WORK REQUIRED: Restate the whole listing word for word. Pictures are left out.

Dataset items

■ ■ ■

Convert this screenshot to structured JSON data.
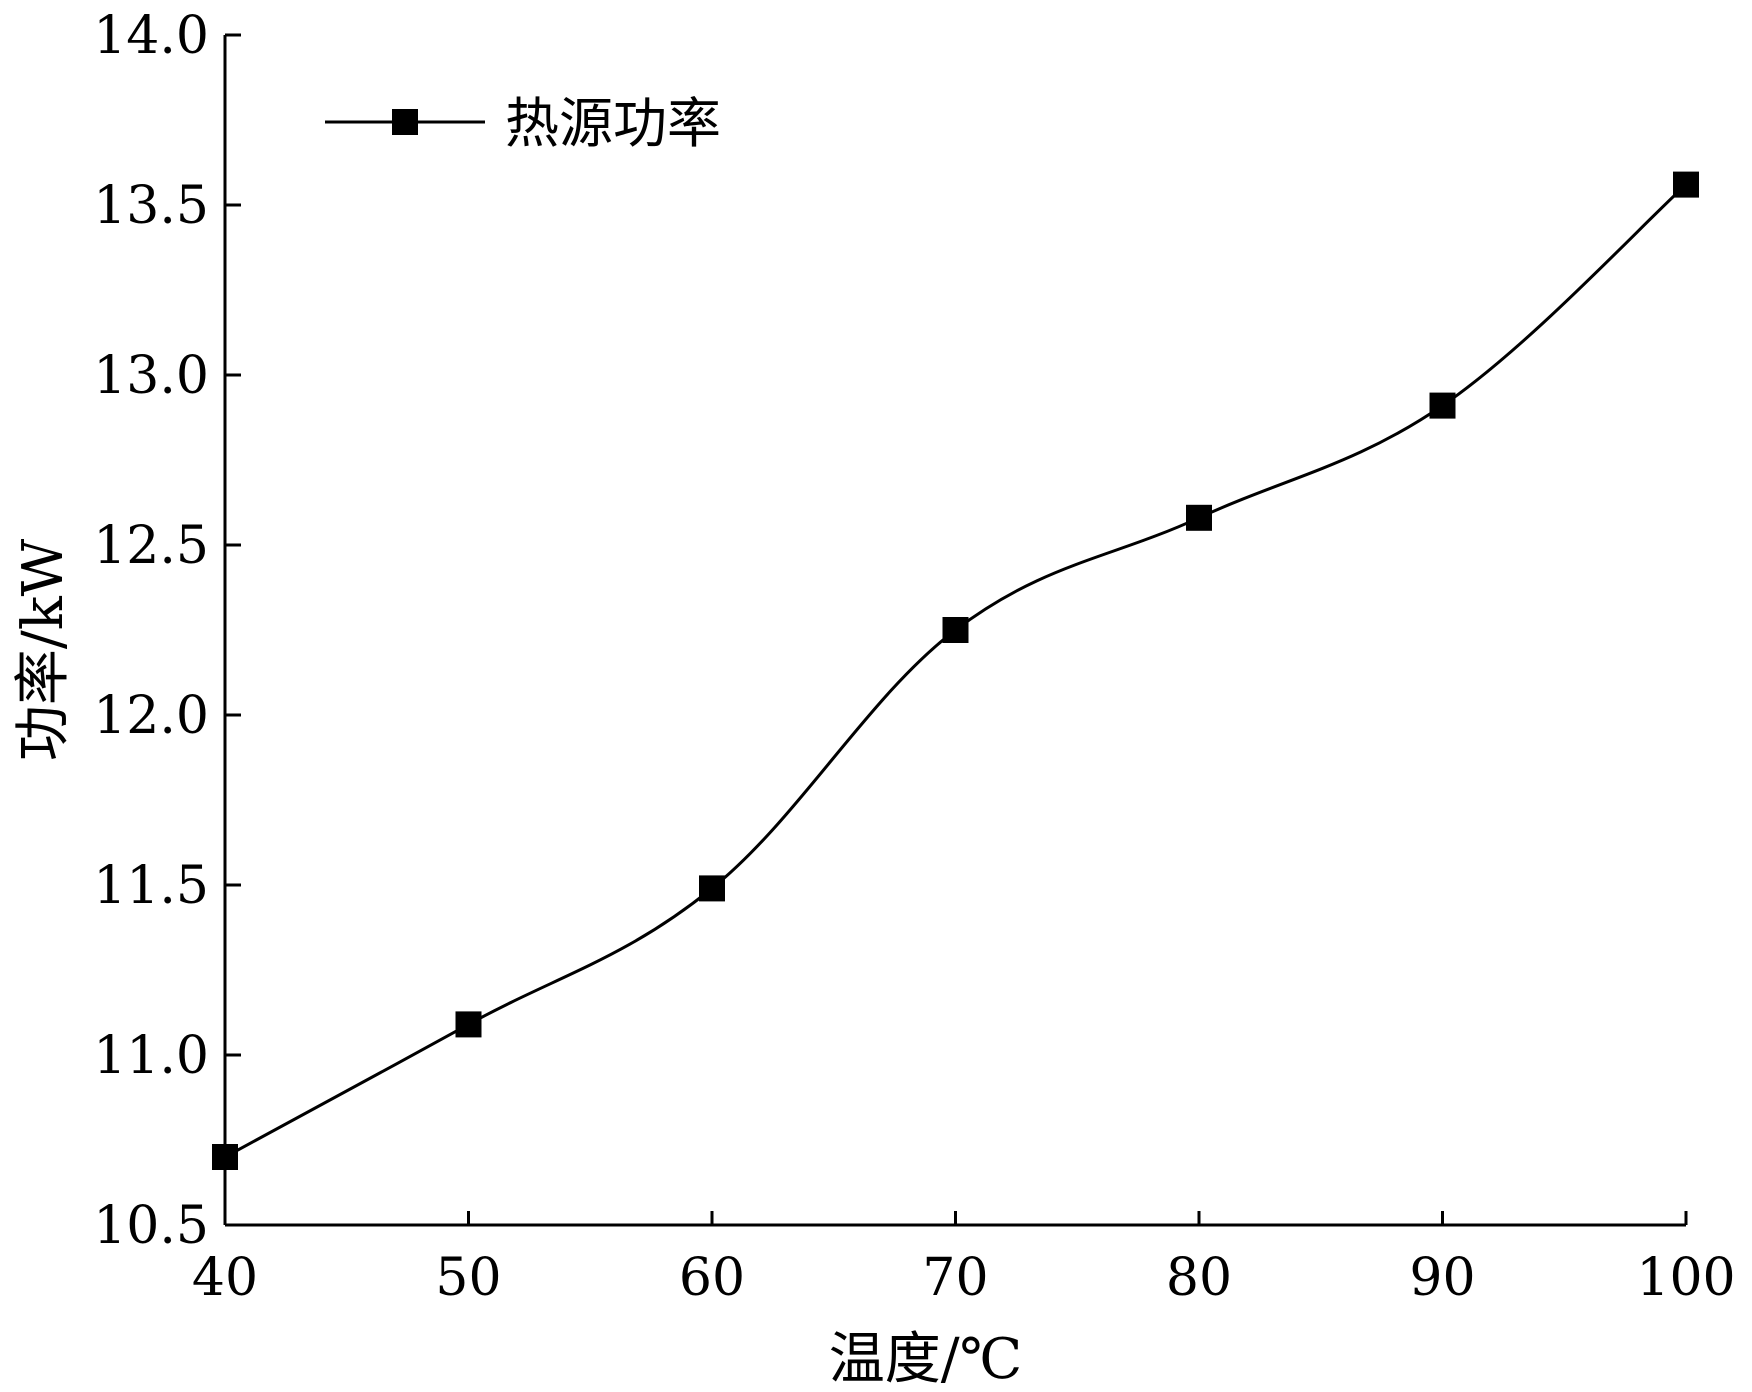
{
  "chart_data": {
    "type": "line",
    "xlabel": "温度/℃",
    "ylabel": "功率/kW",
    "x": [
      40,
      50,
      60,
      70,
      80,
      90,
      100
    ],
    "x_ticks": [
      "40",
      "50",
      "60",
      "70",
      "80",
      "90",
      "100"
    ],
    "y_ticks": [
      "10.5",
      "11.0",
      "11.5",
      "12.0",
      "12.5",
      "13.0",
      "13.5",
      "14.0"
    ],
    "xlim": [
      40,
      100
    ],
    "ylim": [
      10.5,
      14.0
    ],
    "grid": false,
    "legend_position": "top-left",
    "series": [
      {
        "name": "热源功率",
        "marker": "square",
        "color": "#000000",
        "values": [
          10.7,
          11.09,
          11.49,
          12.25,
          12.58,
          12.91,
          13.56
        ]
      }
    ]
  }
}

■ ■ ■

FINISHED EXERCISE:
Convert this screenshot to structured JSON data.
{
  "chart_data": {
    "type": "line",
    "xlabel": "温度/℃",
    "ylabel": "功率/kW",
    "x": [
      40,
      50,
      60,
      70,
      80,
      90,
      100
    ],
    "x_ticks": [
      "40",
      "50",
      "60",
      "70",
      "80",
      "90",
      "100"
    ],
    "y_ticks": [
      "10.5",
      "11.0",
      "11.5",
      "12.0",
      "12.5",
      "13.0",
      "13.5",
      "14.0"
    ],
    "xlim": [
      40,
      100
    ],
    "ylim": [
      10.5,
      14.0
    ],
    "grid": false,
    "legend_position": "top-left",
    "series": [
      {
        "name": "热源功率",
        "marker": "square",
        "color": "#000000",
        "values": [
          10.7,
          11.09,
          11.49,
          12.25,
          12.58,
          12.91,
          13.56
        ]
      }
    ]
  }
}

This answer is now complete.